Lines of data:

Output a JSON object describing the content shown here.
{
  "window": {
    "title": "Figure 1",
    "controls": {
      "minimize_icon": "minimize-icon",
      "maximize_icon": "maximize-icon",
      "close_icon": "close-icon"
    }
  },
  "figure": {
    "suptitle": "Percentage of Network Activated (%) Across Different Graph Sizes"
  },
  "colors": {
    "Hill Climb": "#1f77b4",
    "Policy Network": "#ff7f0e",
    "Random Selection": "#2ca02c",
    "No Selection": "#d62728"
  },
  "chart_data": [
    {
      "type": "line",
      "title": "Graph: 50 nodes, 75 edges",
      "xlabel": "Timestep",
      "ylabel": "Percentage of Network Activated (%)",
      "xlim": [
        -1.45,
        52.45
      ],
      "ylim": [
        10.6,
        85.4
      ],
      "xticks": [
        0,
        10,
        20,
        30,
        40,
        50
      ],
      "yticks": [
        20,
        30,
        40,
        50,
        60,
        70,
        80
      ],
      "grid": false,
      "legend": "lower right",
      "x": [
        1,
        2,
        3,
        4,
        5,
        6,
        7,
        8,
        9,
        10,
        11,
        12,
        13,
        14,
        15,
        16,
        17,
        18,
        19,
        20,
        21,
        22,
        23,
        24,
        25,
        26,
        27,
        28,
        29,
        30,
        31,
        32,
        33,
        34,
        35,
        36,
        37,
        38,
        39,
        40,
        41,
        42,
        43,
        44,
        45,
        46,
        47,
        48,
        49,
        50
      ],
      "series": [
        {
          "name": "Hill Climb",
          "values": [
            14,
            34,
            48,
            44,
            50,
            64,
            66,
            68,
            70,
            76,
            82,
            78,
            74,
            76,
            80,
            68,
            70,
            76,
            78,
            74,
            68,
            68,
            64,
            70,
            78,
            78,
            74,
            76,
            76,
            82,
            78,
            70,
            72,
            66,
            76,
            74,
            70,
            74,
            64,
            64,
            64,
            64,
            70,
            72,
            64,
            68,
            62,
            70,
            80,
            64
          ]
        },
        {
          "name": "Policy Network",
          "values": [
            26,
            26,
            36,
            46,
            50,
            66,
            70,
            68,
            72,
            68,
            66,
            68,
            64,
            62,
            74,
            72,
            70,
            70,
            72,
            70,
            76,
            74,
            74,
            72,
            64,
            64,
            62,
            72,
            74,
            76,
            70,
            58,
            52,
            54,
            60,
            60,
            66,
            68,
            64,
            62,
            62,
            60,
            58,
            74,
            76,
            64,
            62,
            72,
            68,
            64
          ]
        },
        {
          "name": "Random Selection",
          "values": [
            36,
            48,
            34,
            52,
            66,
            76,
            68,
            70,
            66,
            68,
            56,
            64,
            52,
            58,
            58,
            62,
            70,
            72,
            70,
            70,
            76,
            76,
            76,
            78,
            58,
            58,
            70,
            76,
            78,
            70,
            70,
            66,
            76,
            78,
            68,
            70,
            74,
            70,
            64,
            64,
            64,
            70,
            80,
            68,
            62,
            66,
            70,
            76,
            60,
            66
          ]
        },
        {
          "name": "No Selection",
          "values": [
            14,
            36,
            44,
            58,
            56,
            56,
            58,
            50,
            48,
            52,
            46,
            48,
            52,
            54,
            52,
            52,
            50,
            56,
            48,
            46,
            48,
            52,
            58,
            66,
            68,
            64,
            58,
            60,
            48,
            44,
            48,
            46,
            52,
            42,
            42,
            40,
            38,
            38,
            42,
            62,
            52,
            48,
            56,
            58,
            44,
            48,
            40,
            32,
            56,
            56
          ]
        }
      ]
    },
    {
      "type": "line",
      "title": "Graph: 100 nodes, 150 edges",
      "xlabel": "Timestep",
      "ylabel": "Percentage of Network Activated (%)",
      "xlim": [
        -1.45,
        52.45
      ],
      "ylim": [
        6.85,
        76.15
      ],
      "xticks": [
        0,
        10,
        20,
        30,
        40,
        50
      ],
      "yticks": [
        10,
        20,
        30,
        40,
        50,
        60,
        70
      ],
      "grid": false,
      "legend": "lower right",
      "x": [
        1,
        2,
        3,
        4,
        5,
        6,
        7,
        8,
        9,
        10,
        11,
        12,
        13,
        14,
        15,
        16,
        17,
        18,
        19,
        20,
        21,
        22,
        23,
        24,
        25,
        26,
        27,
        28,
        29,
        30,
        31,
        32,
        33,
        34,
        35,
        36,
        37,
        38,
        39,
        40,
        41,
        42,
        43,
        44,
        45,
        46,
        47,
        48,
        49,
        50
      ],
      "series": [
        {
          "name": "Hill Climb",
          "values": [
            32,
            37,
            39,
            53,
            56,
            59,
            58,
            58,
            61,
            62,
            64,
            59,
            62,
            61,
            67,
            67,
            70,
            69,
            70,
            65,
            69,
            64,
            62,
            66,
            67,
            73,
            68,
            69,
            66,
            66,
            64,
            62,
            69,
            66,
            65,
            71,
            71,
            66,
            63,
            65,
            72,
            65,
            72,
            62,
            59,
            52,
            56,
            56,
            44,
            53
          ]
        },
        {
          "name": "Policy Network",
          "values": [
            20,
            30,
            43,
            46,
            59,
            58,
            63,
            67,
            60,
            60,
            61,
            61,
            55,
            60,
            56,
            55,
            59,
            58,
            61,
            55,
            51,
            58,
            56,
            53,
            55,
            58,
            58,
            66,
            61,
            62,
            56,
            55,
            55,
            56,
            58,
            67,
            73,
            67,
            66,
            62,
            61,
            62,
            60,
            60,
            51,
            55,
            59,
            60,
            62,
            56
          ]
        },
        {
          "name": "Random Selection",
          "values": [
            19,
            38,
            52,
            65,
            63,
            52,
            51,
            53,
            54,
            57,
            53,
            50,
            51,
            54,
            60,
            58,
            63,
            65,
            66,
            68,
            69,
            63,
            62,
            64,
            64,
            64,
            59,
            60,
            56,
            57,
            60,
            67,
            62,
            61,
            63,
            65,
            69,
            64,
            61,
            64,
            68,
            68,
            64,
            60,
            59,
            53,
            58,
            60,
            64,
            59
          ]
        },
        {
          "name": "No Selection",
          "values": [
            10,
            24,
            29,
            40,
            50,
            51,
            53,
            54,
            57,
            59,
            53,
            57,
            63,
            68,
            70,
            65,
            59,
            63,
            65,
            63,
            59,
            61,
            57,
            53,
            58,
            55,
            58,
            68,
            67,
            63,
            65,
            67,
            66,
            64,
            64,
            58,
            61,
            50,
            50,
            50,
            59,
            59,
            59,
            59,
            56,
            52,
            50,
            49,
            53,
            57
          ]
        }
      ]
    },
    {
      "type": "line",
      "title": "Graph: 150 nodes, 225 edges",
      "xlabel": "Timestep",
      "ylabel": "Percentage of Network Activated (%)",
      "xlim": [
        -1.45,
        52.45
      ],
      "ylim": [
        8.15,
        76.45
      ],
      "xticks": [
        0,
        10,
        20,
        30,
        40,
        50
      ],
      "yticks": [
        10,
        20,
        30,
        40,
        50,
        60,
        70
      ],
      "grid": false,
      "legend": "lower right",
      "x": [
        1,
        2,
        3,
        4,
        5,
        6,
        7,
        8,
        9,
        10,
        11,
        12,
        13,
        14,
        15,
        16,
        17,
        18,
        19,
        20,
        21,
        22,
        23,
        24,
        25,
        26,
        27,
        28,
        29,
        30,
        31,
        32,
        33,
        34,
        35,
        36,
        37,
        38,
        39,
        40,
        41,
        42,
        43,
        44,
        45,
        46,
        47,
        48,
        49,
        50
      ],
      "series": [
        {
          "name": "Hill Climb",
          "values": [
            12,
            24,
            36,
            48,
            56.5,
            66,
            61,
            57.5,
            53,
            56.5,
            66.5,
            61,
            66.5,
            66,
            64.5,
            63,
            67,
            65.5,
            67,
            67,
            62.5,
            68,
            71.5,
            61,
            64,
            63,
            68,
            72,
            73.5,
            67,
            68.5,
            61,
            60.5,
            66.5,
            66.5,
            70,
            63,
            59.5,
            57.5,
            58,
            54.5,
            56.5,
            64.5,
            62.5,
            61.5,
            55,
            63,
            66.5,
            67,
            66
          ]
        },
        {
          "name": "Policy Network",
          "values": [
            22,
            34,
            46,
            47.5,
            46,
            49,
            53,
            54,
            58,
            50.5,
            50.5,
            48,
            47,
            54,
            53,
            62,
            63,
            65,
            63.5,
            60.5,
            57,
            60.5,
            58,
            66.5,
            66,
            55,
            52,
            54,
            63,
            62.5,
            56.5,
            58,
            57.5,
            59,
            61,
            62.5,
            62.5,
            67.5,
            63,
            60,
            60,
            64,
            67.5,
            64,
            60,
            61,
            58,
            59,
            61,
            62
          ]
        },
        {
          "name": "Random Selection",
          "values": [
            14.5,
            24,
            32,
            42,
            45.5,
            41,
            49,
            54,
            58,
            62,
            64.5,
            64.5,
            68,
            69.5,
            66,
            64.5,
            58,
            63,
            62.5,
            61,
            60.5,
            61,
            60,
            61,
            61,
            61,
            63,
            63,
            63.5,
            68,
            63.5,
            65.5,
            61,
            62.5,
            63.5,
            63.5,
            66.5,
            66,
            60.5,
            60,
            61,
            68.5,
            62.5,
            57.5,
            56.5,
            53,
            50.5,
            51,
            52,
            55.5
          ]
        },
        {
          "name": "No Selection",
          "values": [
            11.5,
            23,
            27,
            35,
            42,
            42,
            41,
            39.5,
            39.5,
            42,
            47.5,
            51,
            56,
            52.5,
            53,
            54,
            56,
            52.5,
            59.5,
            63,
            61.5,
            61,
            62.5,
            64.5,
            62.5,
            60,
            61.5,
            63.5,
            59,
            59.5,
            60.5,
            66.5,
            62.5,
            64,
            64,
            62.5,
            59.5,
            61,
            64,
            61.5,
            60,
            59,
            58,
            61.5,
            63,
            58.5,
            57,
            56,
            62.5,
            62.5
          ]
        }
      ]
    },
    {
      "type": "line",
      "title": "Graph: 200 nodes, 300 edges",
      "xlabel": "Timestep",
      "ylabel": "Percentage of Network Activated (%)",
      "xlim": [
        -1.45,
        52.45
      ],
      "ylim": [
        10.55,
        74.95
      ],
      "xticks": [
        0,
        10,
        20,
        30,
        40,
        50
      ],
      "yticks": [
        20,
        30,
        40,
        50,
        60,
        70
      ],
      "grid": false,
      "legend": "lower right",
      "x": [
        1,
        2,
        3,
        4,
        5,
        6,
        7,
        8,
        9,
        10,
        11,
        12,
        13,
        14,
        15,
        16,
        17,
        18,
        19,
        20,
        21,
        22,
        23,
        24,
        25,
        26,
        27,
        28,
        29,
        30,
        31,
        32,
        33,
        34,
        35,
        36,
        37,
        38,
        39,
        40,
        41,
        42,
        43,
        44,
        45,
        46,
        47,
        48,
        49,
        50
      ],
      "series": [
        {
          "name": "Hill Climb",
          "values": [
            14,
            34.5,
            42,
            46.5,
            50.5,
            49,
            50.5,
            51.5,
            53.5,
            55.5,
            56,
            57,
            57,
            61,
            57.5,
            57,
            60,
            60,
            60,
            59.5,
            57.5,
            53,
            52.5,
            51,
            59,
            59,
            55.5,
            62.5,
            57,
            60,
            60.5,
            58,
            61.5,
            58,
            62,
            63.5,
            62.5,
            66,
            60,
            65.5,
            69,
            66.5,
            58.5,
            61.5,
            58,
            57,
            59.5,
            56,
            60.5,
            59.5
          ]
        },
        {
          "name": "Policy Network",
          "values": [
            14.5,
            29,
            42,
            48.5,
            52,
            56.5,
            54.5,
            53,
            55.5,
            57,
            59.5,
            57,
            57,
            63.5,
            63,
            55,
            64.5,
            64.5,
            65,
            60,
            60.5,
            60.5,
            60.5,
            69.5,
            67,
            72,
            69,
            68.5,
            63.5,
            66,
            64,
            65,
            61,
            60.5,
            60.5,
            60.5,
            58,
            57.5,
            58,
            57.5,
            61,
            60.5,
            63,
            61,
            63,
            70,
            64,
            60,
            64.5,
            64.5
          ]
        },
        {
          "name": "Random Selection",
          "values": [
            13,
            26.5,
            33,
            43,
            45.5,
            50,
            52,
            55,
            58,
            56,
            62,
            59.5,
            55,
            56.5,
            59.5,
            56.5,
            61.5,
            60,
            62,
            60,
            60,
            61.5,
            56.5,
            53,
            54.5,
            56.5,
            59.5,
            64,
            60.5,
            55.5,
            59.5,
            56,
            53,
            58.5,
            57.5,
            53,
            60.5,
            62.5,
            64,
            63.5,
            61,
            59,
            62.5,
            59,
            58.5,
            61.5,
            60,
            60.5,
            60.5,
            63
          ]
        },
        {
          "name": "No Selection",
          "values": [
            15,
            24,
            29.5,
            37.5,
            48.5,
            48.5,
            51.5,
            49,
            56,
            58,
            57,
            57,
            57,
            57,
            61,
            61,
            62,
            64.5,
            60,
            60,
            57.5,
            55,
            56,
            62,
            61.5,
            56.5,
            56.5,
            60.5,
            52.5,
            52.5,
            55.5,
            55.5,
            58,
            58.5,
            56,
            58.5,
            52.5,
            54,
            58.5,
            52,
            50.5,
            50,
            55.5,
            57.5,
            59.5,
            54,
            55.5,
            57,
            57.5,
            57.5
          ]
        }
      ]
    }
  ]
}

• _TASK BRIEF_
Each line that holds the word "Graph" is to be copied.

• _TASK RESULT_
    "suptitle": "Percentage of Network Activated (%) Across Different Graph Sizes"
      "title": "Graph: 50 nodes, 75 edges",
      "title": "Graph: 100 nodes, 150 edges",
      "title": "Graph: 150 nodes, 225 edges",
      "title": "Graph: 200 nodes, 300 edges",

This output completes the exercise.